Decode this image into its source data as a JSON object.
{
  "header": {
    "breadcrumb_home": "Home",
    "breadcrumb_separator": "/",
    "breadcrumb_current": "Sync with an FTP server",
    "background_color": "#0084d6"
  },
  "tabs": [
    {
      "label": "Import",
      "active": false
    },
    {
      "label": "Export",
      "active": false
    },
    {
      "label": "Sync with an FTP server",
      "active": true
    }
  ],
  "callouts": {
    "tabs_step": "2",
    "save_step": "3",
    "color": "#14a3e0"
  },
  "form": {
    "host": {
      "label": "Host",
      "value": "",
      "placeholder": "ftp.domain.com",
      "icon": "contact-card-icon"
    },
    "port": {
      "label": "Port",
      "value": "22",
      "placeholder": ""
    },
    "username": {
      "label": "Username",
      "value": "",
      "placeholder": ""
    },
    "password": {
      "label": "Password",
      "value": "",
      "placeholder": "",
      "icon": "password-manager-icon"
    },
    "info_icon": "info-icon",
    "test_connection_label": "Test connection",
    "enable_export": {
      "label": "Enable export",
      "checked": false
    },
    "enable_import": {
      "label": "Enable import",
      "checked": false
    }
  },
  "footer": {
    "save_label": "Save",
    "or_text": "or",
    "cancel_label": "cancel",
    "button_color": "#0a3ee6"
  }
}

########

* [YOUR TASK]: Retype the whole listing above exactly.

* [THE OUTPUT]:
Decode this image into its source data as a JSON object.
{
  "header": {
    "breadcrumb_home": "Home",
    "breadcrumb_separator": "/",
    "breadcrumb_current": "Sync with an FTP server",
    "background_color": "#0084d6"
  },
  "tabs": [
    {
      "label": "Import",
      "active": false
    },
    {
      "label": "Export",
      "active": false
    },
    {
      "label": "Sync with an FTP server",
      "active": true
    }
  ],
  "callouts": {
    "tabs_step": "2",
    "save_step": "3",
    "color": "#14a3e0"
  },
  "form": {
    "host": {
      "label": "Host",
      "value": "",
      "placeholder": "ftp.domain.com",
      "icon": "contact-card-icon"
    },
    "port": {
      "label": "Port",
      "value": "22",
      "placeholder": ""
    },
    "username": {
      "label": "Username",
      "value": "",
      "placeholder": ""
    },
    "password": {
      "label": "Password",
      "value": "",
      "placeholder": "",
      "icon": "password-manager-icon"
    },
    "info_icon": "info-icon",
    "test_connection_label": "Test connection",
    "enable_export": {
      "label": "Enable export",
      "checked": false
    },
    "enable_import": {
      "label": "Enable import",
      "checked": false
    }
  },
  "footer": {
    "save_label": "Save",
    "or_text": "or",
    "cancel_label": "cancel",
    "button_color": "#0a3ee6"
  }
}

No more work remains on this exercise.